▶ [Dataset records]:
======

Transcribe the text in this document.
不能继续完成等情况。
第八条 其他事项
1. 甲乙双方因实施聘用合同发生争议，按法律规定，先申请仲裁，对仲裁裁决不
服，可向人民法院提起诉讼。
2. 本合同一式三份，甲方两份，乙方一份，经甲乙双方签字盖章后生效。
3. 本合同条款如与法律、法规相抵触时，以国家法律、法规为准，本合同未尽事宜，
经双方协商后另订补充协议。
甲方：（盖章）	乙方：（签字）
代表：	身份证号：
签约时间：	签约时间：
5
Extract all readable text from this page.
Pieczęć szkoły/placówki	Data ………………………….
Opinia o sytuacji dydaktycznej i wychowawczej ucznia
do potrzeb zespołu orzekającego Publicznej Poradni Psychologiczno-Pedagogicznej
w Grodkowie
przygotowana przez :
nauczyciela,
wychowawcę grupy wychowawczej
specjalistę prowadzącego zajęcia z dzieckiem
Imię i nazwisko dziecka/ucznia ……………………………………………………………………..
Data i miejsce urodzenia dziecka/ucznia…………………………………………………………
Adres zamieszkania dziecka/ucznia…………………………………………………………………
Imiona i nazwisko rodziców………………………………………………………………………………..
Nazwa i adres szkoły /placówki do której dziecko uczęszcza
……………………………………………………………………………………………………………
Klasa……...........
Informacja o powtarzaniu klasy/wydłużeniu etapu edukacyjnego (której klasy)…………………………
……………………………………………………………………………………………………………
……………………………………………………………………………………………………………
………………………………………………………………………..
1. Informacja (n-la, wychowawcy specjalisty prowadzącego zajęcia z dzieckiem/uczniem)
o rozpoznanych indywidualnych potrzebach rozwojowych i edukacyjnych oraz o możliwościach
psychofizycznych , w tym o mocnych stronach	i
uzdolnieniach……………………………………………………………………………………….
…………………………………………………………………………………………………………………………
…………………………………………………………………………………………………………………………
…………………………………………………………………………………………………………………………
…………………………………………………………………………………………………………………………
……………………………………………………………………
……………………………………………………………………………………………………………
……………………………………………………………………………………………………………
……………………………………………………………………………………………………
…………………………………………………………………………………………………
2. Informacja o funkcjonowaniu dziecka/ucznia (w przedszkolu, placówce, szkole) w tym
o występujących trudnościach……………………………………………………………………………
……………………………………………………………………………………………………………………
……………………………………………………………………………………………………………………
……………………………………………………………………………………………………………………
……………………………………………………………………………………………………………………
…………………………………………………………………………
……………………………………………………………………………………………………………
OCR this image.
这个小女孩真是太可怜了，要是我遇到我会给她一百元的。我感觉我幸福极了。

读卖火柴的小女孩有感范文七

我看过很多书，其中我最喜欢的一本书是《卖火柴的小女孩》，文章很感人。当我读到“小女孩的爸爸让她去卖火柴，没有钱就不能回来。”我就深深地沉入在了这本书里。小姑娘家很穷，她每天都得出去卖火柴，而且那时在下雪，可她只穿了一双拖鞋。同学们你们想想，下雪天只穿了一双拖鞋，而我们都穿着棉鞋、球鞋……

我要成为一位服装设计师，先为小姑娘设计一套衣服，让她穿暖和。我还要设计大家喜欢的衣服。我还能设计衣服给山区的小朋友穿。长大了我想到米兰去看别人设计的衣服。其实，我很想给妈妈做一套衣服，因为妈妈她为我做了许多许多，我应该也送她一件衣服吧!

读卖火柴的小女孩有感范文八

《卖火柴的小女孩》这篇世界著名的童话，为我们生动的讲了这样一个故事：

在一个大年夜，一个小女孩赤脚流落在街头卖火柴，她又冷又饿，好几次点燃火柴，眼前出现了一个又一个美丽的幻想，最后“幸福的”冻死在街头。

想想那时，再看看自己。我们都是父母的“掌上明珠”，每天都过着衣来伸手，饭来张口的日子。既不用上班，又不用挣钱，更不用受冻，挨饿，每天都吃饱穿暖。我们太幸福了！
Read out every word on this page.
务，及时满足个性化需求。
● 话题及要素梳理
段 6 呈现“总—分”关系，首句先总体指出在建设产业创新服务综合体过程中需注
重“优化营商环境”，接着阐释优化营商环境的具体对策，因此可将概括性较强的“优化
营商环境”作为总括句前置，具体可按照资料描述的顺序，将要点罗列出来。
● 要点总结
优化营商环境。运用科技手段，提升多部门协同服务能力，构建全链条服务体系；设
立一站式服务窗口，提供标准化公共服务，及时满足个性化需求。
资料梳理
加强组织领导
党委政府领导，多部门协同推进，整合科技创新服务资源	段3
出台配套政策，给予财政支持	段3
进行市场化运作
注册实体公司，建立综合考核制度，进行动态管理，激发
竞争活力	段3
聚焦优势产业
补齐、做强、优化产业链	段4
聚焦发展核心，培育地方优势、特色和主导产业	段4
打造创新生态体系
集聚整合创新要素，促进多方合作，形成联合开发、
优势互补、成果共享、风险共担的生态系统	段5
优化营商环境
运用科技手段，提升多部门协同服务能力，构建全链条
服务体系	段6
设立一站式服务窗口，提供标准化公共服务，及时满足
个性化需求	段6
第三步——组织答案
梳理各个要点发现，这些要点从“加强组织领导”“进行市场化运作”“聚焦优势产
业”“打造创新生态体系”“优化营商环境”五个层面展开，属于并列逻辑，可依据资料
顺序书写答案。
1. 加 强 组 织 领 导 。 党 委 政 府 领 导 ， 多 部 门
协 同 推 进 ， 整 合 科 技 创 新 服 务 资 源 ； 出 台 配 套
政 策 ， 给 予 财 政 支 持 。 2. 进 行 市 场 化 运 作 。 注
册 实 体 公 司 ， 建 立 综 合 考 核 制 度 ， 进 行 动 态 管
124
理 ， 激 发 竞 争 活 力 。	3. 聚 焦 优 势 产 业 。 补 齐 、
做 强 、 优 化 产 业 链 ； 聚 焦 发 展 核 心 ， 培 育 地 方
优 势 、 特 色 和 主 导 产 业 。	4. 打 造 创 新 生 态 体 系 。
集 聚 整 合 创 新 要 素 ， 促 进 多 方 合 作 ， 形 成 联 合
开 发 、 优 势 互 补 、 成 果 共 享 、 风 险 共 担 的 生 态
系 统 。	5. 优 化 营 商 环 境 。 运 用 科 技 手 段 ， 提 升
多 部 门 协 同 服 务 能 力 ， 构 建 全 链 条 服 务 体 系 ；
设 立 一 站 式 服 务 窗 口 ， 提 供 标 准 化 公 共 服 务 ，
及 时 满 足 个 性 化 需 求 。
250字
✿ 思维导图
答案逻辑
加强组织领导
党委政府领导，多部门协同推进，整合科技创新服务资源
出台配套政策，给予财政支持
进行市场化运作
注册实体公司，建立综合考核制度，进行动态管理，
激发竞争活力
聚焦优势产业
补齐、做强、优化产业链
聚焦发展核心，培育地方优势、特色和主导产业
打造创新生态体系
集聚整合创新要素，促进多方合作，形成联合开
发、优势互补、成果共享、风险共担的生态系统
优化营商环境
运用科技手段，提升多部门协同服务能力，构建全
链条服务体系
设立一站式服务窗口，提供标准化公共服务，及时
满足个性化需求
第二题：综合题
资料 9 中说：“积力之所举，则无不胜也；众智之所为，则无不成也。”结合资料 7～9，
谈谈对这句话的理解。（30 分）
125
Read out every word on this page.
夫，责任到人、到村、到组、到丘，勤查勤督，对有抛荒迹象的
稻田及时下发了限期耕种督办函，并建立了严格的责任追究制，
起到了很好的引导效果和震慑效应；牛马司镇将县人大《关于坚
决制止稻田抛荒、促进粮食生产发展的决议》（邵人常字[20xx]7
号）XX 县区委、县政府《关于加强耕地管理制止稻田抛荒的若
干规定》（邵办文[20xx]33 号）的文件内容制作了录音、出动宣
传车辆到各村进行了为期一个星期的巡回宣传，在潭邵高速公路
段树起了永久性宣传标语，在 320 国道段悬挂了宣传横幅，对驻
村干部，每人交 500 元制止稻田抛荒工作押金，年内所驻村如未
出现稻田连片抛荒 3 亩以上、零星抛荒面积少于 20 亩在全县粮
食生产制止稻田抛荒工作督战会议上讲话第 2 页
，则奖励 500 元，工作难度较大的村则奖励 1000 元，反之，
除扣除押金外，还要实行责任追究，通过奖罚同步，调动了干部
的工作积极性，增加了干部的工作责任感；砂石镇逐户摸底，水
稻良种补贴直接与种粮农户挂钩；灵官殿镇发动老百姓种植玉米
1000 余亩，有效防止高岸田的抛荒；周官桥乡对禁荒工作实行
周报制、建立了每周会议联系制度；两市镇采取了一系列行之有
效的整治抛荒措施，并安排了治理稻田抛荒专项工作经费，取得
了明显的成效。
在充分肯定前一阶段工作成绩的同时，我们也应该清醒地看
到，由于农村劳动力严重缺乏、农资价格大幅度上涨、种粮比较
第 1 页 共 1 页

======

▶ [Exercise prompt]:
Return each line with "促进多方合作".

▶ [The response]:
集聚整合创新要素，促进多方合作，形成联合开发、
集聚整合创新要素，促进多方合作，形成联合开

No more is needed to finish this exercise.